Reproduce the data below exactly. Skip the pictures.
RECORDS PROVIDED Start Marker
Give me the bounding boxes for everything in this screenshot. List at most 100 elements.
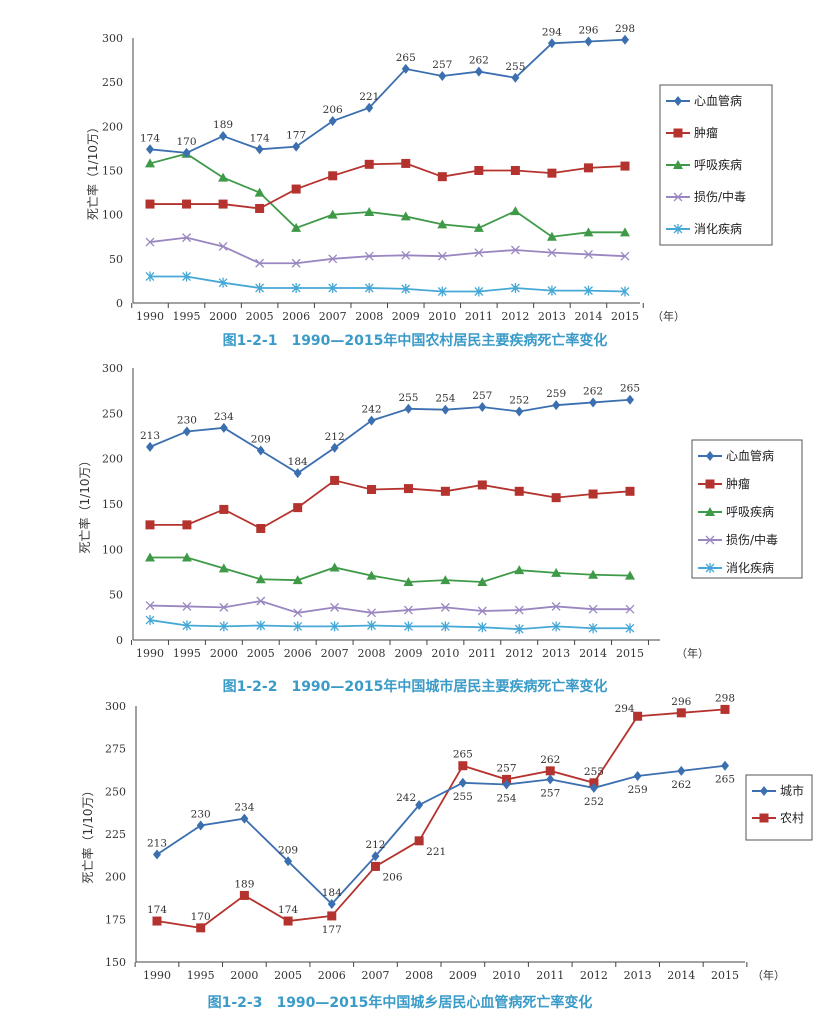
y-tick-label: 250 — [102, 407, 123, 420]
legend-item-digest: 消化疾病 — [698, 560, 774, 575]
y-tick-label: 175 — [105, 913, 126, 926]
data-point-resp — [400, 211, 411, 221]
series-line-tumor — [156, 708, 726, 929]
legend-label: 消化疾病 — [726, 560, 774, 575]
data-point-cardio — [219, 422, 228, 433]
data-point-injury — [145, 237, 155, 247]
x-tick-label: 1995 — [173, 647, 201, 660]
data-label: 259 — [546, 388, 566, 400]
data-label: 252 — [584, 796, 604, 808]
data-point-resp — [329, 562, 340, 572]
data-point-resp — [292, 575, 303, 585]
series-resp — [145, 552, 635, 586]
data-point-resp — [437, 219, 448, 229]
data-point-tumor — [218, 199, 228, 209]
data-point-cardio — [240, 813, 249, 824]
data-point-digest — [547, 285, 557, 296]
data-point-digest — [437, 286, 447, 297]
data-point-tumor — [327, 911, 337, 921]
x-tick-label: 2006 — [282, 310, 310, 323]
data-label: 257 — [540, 787, 560, 799]
y-tick-label: 0 — [116, 634, 123, 647]
legend-label: 心血管病 — [726, 448, 774, 463]
data-point-cardio — [677, 765, 686, 776]
data-point-resp — [255, 574, 266, 584]
data-point-digest — [145, 271, 155, 282]
data-point-resp — [364, 207, 375, 217]
legend-label: 呼吸疾病 — [694, 157, 742, 172]
data-label: 174 — [140, 132, 160, 144]
data-point-digest — [330, 621, 340, 632]
legend-item-injury: 损伤/中毒 — [666, 189, 746, 204]
data-point-digest — [218, 277, 228, 288]
data-point-resp — [588, 569, 599, 579]
data-label: 252 — [509, 395, 529, 407]
data-point-tumor — [414, 836, 424, 846]
data-point-resp — [625, 570, 635, 580]
legend-item-cardio: 心血管病 — [666, 93, 742, 108]
data-point-injury — [328, 254, 338, 264]
data-point-digest — [620, 286, 630, 297]
legend-item-resp: 呼吸疾病 — [698, 504, 774, 519]
data-label: 209 — [278, 844, 298, 856]
legend-marker-icon — [673, 192, 683, 202]
y-tick-label: 300 — [102, 362, 123, 375]
x-tick-label: 2005 — [274, 969, 302, 982]
data-point-injury — [474, 248, 484, 258]
x-tick-label: 1990 — [136, 310, 164, 323]
x-tick-label: 2013 — [624, 969, 652, 982]
data-point-cardio — [327, 898, 336, 909]
series-line-cardio — [156, 764, 726, 906]
data-point-resp — [366, 570, 377, 580]
data-label: 294 — [615, 703, 635, 715]
data-point-tumor — [364, 159, 374, 169]
legend-item-digest: 消化疾病 — [666, 221, 742, 236]
data-point-cardio — [146, 144, 154, 155]
series-resp — [145, 148, 630, 241]
data-point-digest — [293, 621, 303, 632]
data-point-tumor — [182, 520, 192, 530]
legend-label: 肿瘤 — [694, 125, 718, 140]
data-point-digest — [364, 282, 374, 293]
data-point-injury — [620, 251, 630, 261]
data-point-cardio — [219, 131, 228, 142]
data-point-tumor — [152, 916, 162, 926]
data-point-tumor — [328, 171, 338, 181]
series-digest — [145, 615, 635, 635]
legend-label: 心血管病 — [694, 93, 742, 108]
data-label: 259 — [628, 784, 648, 796]
legend-label: 肿瘤 — [726, 476, 750, 491]
data-point-tumor — [589, 778, 599, 788]
x-tick-label: 2005 — [246, 310, 274, 323]
data-point-cardio — [153, 849, 161, 860]
chart-2: 0 50 100 150 200 250 300 1990 1995 2000 2005 2006 20… — [77, 362, 803, 695]
data-label: 257 — [472, 390, 492, 402]
data-label: 262 — [583, 385, 603, 397]
data-point-digest — [584, 285, 593, 296]
data-point-resp — [620, 227, 630, 237]
data-point-tumor — [401, 158, 411, 168]
data-point-cardio — [330, 442, 339, 453]
data-label: 174 — [278, 904, 298, 916]
data-label: 234 — [214, 411, 234, 423]
y-tick-label: 100 — [102, 209, 123, 222]
data-label: 189 — [213, 119, 233, 131]
data-point-resp — [514, 565, 525, 575]
data-label: 242 — [396, 792, 416, 804]
legend-label: 城市 — [780, 783, 804, 798]
data-point-resp — [440, 575, 451, 585]
data-point-cardio — [146, 441, 154, 452]
series-injury — [145, 596, 635, 618]
data-point-tumor — [145, 520, 155, 530]
data-point-resp — [291, 222, 302, 232]
y-tick-label: 150 — [102, 165, 123, 178]
data-label: 230 — [191, 808, 211, 820]
data-point-digest — [182, 620, 192, 631]
data-label: 296 — [578, 25, 598, 37]
series-cardio: 174 170 189 174 177 206 221 265 257 262 255 294 296 2… — [140, 23, 635, 158]
y-axis-label: 死亡率（1/10万） — [85, 121, 100, 220]
data-point-injury — [367, 608, 376, 618]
RECORDS PROVIDED End Marker
• WORKED SOLUTION:
Give me the bounding boxes for everything in this screenshot. List at most 100 elements.
y-tick-label: 250 — [102, 407, 123, 420]
legend-item-digest: 消化疾病 — [698, 560, 774, 575]
y-tick-label: 175 — [105, 913, 126, 926]
data-point-resp — [400, 211, 411, 221]
series-line-tumor — [156, 708, 726, 929]
legend-label: 消化疾病 — [726, 560, 774, 575]
data-point-cardio — [219, 422, 228, 433]
data-point-injury — [145, 237, 155, 247]
x-tick-label: 1995 — [173, 647, 201, 660]
data-label: 259 — [546, 388, 566, 400]
data-label: 252 — [584, 796, 604, 808]
data-point-resp — [329, 562, 340, 572]
data-point-resp — [292, 575, 303, 585]
series-resp — [145, 552, 635, 586]
data-point-resp — [437, 219, 448, 229]
data-point-tumor — [218, 199, 228, 209]
data-point-cardio — [240, 813, 249, 824]
data-point-digest — [547, 285, 557, 296]
data-point-digest — [437, 286, 447, 297]
data-point-tumor — [327, 911, 337, 921]
x-tick-label: 2006 — [282, 310, 310, 323]
data-label: 257 — [540, 787, 560, 799]
y-tick-label: 0 — [116, 634, 123, 647]
legend-label: 心血管病 — [726, 448, 774, 463]
data-point-cardio — [677, 765, 686, 776]
data-point-resp — [255, 574, 266, 584]
data-point-digest — [145, 271, 155, 282]
data-point-resp — [364, 207, 375, 217]
legend-label: 呼吸疾病 — [694, 157, 742, 172]
data-label: 174 — [140, 132, 160, 144]
data-point-digest — [330, 621, 340, 632]
legend-item-injury: 损伤/中毒 — [666, 189, 746, 204]
data-point-digest — [218, 277, 228, 288]
data-point-resp — [588, 569, 599, 579]
data-label: 252 — [509, 395, 529, 407]
data-point-tumor — [414, 836, 424, 846]
data-point-resp — [625, 570, 635, 580]
legend-item-cardio: 心血管病 — [666, 93, 742, 108]
data-point-injury — [328, 254, 338, 264]
data-point-digest — [620, 286, 630, 297]
legend-item-resp: 呼吸疾病 — [698, 504, 774, 519]
data-label: 209 — [278, 844, 298, 856]
legend-marker-icon — [673, 192, 683, 202]
y-tick-label: 300 — [102, 362, 123, 375]
x-tick-label: 2005 — [274, 969, 302, 982]
data-point-injury — [474, 248, 484, 258]
x-tick-label: 1990 — [136, 310, 164, 323]
x-tick-label: 2013 — [624, 969, 652, 982]
data-point-cardio — [327, 898, 336, 909]
series-line-cardio — [156, 764, 726, 906]
data-point-resp — [366, 570, 377, 580]
data-label: 294 — [615, 703, 635, 715]
data-point-tumor — [364, 159, 374, 169]
legend-item-digest: 消化疾病 — [666, 221, 742, 236]
data-point-cardio — [146, 144, 154, 155]
series-resp — [145, 148, 630, 241]
data-point-digest — [293, 621, 303, 632]
data-point-tumor — [182, 520, 192, 530]
legend-label: 肿瘤 — [694, 125, 718, 140]
data-point-digest — [364, 282, 374, 293]
data-point-injury — [620, 251, 630, 261]
data-point-cardio — [219, 131, 228, 142]
data-point-tumor — [152, 916, 162, 926]
data-point-tumor — [328, 171, 338, 181]
series-digest — [145, 615, 635, 635]
legend-label: 心血管病 — [694, 93, 742, 108]
data-label: 259 — [628, 784, 648, 796]
legend-label: 肿瘤 — [726, 476, 750, 491]
data-point-tumor — [589, 778, 599, 788]
x-tick-label: 2005 — [246, 310, 274, 323]
data-point-cardio — [153, 849, 161, 860]
chart-2: 0 50 100 150 200 250 300 1990 1995 2000 2005 2006 20… — [77, 362, 803, 695]
data-label: 257 — [472, 390, 492, 402]
data-label: 262 — [583, 385, 603, 397]
data-point-digest — [584, 285, 593, 296]
data-point-resp — [620, 227, 630, 237]
data-point-tumor — [401, 158, 411, 168]
data-point-cardio — [330, 442, 339, 453]
data-label: 174 — [278, 904, 298, 916]
data-label: 234 — [214, 411, 234, 423]
y-tick-label: 100 — [102, 209, 123, 222]
data-label: 189 — [213, 119, 233, 131]
data-point-resp — [514, 565, 525, 575]
data-label: 242 — [396, 792, 416, 804]
legend-label: 城市 — [780, 783, 804, 798]
data-point-resp — [440, 575, 451, 585]
data-point-cardio — [146, 441, 154, 452]
series-injury — [145, 596, 635, 618]
data-point-tumor — [145, 520, 155, 530]
data-point-resp — [291, 222, 302, 232]
y-tick-label: 150 — [102, 165, 123, 178]
data-label: 230 — [191, 808, 211, 820]
data-point-digest — [182, 620, 192, 631]
data-label: 296 — [578, 25, 598, 37]
series-cardio: 174 170 189 174 177 206 221 265 257 262 255 294 296 2… — [140, 23, 635, 158]
y-axis-label: 死亡率（1/10万） — [85, 121, 100, 220]
data-point-injury — [367, 608, 376, 618]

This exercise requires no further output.